Lines of data
━━━━━━━━━━━━━━━━━━━━
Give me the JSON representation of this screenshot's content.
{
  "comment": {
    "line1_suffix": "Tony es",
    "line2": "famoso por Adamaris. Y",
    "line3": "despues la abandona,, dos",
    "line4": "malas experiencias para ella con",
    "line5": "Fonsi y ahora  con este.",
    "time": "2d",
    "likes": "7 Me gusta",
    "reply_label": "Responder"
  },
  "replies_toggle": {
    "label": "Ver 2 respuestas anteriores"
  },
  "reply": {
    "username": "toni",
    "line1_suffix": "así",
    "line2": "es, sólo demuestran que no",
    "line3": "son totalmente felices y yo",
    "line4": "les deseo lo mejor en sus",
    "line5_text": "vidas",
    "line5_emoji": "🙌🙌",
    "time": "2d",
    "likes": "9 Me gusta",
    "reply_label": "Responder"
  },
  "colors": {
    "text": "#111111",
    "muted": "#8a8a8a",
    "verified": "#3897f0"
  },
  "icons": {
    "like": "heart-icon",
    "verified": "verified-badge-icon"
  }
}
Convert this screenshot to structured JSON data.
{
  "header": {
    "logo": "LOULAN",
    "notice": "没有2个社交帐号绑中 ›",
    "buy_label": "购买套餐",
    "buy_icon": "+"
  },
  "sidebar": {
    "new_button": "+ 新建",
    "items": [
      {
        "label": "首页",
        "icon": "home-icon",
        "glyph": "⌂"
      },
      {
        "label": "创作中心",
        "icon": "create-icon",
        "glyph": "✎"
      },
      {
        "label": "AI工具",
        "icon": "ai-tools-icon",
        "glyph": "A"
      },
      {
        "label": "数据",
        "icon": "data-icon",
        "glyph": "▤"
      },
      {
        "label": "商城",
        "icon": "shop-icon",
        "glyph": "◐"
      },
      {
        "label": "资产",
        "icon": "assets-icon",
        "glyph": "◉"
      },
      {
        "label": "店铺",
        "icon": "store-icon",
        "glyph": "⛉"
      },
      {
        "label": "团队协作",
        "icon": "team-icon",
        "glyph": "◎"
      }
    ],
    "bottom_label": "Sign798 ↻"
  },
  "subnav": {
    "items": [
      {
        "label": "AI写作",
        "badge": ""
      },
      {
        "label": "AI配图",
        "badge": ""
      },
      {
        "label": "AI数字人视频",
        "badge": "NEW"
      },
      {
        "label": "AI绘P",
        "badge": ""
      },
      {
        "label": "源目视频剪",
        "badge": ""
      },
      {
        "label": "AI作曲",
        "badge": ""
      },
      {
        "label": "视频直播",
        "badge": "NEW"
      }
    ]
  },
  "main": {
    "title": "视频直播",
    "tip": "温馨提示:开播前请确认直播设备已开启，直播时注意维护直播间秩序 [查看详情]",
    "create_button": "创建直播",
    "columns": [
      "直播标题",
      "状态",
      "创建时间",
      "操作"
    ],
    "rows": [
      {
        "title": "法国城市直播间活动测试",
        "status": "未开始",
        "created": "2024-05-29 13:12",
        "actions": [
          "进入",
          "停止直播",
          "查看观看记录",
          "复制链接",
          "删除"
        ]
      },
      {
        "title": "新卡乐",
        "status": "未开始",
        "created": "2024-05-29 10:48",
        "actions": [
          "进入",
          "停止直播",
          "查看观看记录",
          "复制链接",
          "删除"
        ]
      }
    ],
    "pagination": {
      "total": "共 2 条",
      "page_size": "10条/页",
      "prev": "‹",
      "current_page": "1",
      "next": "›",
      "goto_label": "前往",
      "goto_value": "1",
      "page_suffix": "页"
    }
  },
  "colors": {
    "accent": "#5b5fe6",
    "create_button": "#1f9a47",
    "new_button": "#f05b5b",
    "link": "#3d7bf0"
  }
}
━━━━━━━━━━━━━━━━━━━━
**Requirements:**
In the records above, how many lines contain the word "screenshot"? Give the number alone.

**In response:**
2